— PROVIDED DATA —
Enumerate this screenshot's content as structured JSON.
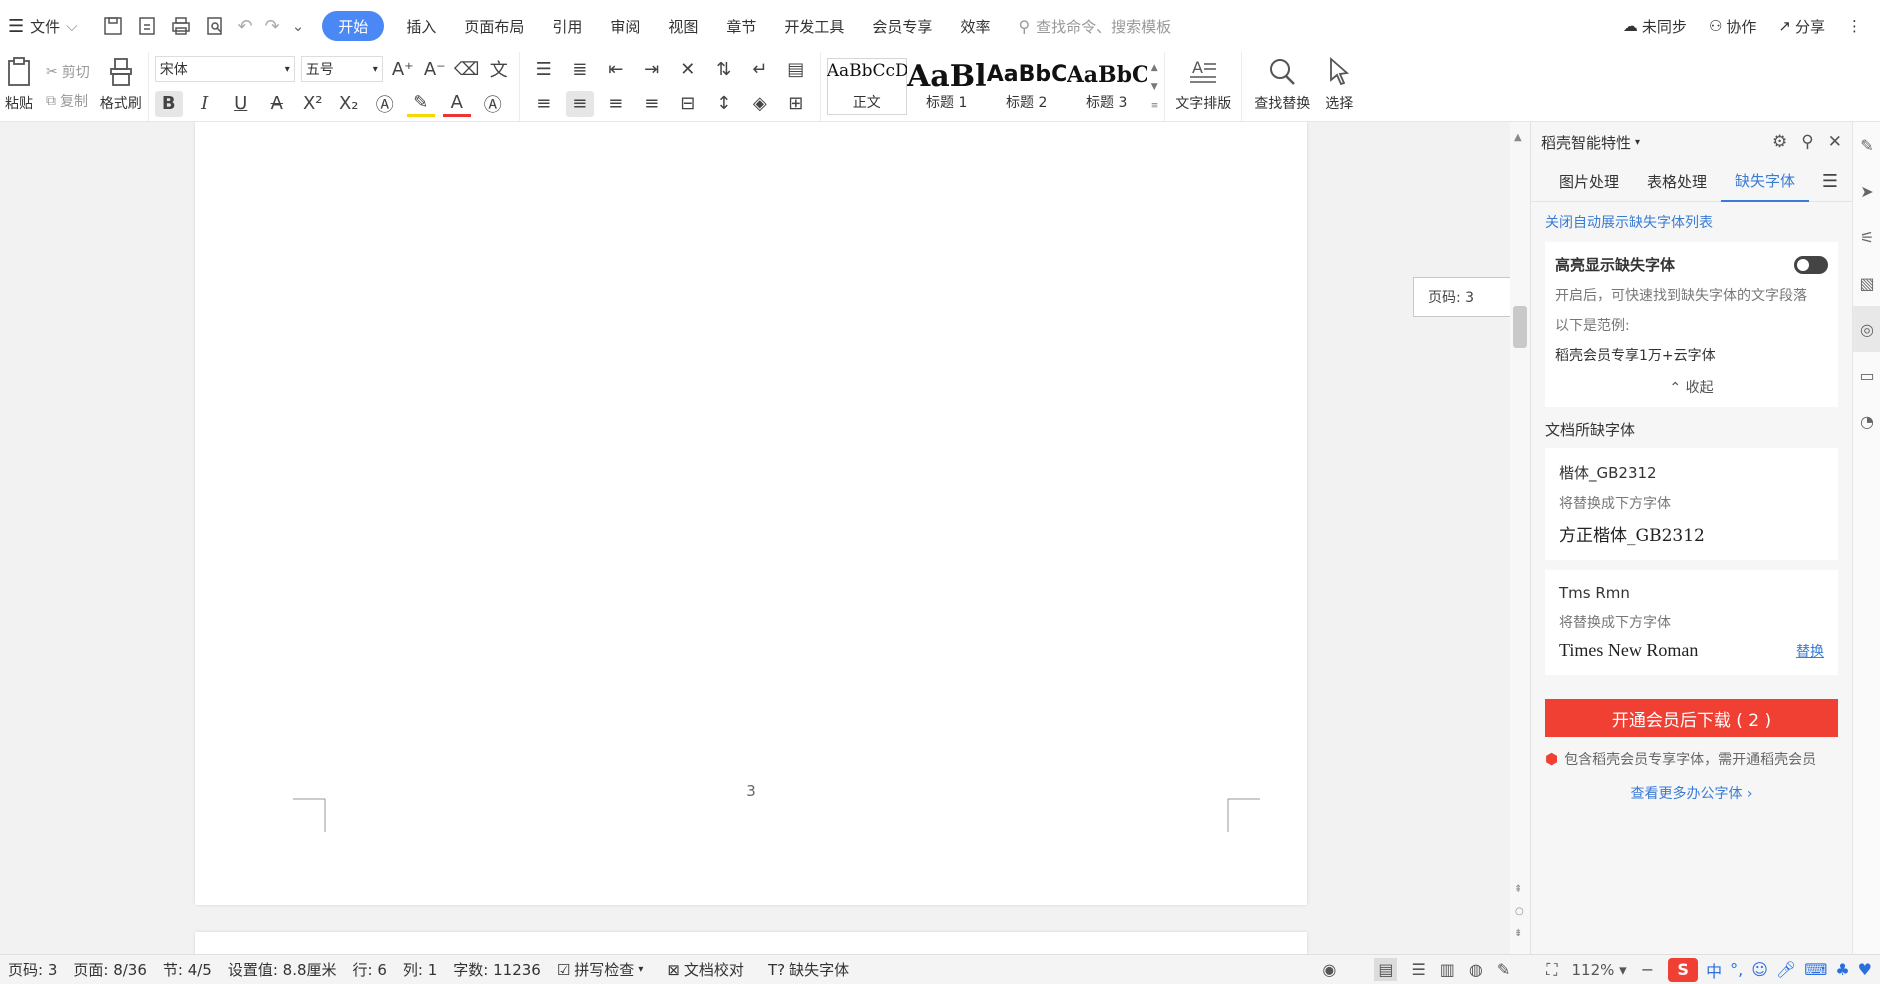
{
  "menubar": {
    "file_label": "文件",
    "tabs": [
      "开始",
      "插入",
      "页面布局",
      "引用",
      "审阅",
      "视图",
      "章节",
      "开发工具",
      "会员专享",
      "效率"
    ],
    "active_tab": "开始",
    "search_placeholder": "查找命令、搜索模板",
    "right": {
      "sync": "未同步",
      "collab": "协作",
      "share": "分享"
    }
  },
  "ribbon": {
    "paste": "粘贴",
    "cut": "剪切",
    "copy": "复制",
    "format_painter": "格式刷",
    "font_name": "宋体",
    "font_size": "五号",
    "styles": [
      {
        "preview": "AaBbCcDd",
        "label": "正文"
      },
      {
        "preview": "AaBl",
        "label": "标题 1"
      },
      {
        "preview": "AaBbC",
        "label": "标题 2"
      },
      {
        "preview": "AaBbC",
        "label": "标题 3"
      }
    ],
    "text_layout": "文字排版",
    "find_replace": "查找替换",
    "select": "选择"
  },
  "document": {
    "page_number": "3",
    "tooltip": "页码: 3"
  },
  "panel": {
    "title": "稻壳智能特性",
    "tabs": [
      "图片处理",
      "表格处理",
      "缺失字体"
    ],
    "active_tab": "缺失字体",
    "close_auto_link": "关闭自动展示缺失字体列表",
    "highlight_card": {
      "title": "高亮显示缺失字体",
      "desc": "开启后，可快速找到缺失字体的文字段落",
      "example_label": "以下是范例:",
      "example": "稻壳会员专享1万+云字体",
      "collapse": "收起"
    },
    "missing_title": "文档所缺字体",
    "fonts": [
      {
        "name": "楷体_GB2312",
        "replace_hint": "将替换成下方字体",
        "replacement": "方正楷体_GB2312",
        "action": ""
      },
      {
        "name": "Tms Rmn",
        "replace_hint": "将替换成下方字体",
        "replacement": "Times New Roman",
        "action": "替换"
      }
    ],
    "cta": "开通会员后下载 ( 2 )",
    "note": "包含稻壳会员专享字体，需开通稻壳会员",
    "more_link": "查看更多办公字体"
  },
  "statusbar": {
    "page_code": "页码: 3",
    "page": "页面: 8/36",
    "section": "节: 4/5",
    "setting": "设置值: 8.8厘米",
    "row": "行: 6",
    "col": "列: 1",
    "words": "字数: 11236",
    "spell": "拼写检查",
    "proof": "文档校对",
    "missing_font": "缺失字体",
    "zoom": "112%"
  },
  "ime": {
    "logo": "S",
    "lang": "中"
  }
}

— WRITTEN EXERCISE —
List every line in the records above that contains the word "replacement".

— ANSWER BELOW —
        "replacement": "方正楷体_GB2312",
        "replacement": "Times New Roman",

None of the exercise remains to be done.